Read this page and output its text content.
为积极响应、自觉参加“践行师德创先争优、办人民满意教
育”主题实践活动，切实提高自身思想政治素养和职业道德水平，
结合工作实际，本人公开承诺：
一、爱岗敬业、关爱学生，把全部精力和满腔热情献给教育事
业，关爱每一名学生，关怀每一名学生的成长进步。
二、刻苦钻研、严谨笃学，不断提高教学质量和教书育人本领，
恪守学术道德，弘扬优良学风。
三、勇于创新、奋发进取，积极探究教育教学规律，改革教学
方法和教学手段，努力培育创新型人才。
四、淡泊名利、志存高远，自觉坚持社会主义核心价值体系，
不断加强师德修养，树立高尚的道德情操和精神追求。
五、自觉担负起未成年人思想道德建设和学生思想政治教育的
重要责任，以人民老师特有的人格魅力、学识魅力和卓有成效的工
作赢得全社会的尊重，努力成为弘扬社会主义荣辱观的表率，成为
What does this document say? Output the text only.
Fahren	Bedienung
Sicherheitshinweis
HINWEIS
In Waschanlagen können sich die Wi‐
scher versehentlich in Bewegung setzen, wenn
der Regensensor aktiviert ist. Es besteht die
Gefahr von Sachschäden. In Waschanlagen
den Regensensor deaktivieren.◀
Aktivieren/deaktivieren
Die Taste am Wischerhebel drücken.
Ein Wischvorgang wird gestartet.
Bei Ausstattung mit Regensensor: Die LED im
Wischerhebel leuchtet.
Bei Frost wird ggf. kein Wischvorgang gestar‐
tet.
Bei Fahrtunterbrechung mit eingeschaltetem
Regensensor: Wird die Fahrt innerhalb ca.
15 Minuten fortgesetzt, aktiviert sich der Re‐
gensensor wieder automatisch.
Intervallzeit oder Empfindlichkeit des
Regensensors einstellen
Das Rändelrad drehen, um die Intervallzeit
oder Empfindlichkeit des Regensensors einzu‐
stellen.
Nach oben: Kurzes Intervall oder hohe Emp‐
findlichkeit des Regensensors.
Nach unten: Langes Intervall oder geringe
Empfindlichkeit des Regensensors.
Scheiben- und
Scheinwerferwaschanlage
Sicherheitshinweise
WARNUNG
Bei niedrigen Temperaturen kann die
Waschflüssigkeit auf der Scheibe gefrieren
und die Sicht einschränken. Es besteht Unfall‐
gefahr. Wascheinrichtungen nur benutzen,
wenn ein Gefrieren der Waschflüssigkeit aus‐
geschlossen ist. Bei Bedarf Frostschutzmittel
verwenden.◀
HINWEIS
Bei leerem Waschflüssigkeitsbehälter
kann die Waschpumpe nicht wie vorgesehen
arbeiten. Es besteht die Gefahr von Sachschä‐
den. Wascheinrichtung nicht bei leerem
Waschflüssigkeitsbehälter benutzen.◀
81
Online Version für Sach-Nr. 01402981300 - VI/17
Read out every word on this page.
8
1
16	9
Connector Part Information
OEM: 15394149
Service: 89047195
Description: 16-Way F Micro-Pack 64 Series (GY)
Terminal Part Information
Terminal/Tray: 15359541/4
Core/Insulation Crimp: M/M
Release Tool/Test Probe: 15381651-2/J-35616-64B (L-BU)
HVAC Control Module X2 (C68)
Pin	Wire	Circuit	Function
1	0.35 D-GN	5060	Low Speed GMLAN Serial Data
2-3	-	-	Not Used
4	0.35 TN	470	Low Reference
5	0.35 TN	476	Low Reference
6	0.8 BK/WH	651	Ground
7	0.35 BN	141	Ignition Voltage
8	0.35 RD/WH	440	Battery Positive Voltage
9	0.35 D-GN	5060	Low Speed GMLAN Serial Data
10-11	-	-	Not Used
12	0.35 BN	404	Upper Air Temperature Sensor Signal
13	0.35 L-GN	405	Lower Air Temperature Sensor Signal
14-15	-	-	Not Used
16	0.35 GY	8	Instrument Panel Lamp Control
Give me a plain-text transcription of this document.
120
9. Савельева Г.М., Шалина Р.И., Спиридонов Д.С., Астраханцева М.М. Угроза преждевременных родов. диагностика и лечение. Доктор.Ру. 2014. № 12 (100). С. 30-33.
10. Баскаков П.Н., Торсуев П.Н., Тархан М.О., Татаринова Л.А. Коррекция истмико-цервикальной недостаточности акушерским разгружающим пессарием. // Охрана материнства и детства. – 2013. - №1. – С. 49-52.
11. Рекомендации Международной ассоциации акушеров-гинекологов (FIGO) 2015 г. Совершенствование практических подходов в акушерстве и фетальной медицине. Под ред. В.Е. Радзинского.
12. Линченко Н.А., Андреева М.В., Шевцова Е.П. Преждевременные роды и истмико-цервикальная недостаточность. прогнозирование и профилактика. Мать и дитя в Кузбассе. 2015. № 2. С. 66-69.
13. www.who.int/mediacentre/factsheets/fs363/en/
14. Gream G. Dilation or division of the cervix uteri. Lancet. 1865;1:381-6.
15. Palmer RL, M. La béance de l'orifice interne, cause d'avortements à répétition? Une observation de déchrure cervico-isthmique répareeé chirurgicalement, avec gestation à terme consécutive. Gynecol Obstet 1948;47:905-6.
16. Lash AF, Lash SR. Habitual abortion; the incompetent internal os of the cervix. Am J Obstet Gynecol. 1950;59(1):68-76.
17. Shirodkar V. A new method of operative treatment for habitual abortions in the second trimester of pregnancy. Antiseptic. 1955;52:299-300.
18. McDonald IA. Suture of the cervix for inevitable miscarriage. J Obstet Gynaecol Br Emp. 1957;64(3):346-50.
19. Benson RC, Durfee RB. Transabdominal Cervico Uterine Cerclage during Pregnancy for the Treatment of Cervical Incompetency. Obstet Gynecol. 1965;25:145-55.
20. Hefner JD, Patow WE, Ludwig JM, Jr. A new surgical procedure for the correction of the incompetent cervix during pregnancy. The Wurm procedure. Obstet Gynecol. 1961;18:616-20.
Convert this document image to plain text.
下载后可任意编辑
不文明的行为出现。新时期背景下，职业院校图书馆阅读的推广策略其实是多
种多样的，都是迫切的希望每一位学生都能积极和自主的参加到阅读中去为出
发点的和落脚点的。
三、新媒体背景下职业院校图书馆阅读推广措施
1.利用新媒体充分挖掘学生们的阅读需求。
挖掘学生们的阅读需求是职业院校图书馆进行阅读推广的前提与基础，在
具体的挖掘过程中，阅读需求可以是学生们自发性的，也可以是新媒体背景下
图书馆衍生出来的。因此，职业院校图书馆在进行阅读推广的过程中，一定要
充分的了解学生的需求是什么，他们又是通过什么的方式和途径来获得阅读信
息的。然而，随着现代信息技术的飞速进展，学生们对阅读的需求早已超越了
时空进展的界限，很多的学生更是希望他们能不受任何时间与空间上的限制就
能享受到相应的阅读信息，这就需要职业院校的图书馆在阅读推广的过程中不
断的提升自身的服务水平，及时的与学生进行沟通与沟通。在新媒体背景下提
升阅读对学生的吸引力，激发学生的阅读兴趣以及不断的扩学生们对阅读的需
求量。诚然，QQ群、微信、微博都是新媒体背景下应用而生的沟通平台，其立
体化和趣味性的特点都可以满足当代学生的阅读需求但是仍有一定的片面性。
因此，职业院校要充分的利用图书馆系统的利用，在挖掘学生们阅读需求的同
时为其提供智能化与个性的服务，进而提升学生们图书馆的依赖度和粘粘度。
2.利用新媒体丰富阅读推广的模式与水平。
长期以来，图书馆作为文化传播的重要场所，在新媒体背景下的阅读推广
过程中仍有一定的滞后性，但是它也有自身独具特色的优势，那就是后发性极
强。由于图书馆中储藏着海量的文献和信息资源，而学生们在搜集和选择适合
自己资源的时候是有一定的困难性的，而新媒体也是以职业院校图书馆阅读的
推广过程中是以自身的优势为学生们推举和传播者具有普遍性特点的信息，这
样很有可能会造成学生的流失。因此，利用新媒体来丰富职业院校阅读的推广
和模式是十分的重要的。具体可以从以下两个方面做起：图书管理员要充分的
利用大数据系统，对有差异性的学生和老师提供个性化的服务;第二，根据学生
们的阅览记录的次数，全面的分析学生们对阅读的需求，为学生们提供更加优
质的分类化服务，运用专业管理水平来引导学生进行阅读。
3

▸ **Exercise requirements**: Say how many lines hold the word "GMLAN", giving the number and nothing else.

▸ **The solution**: 2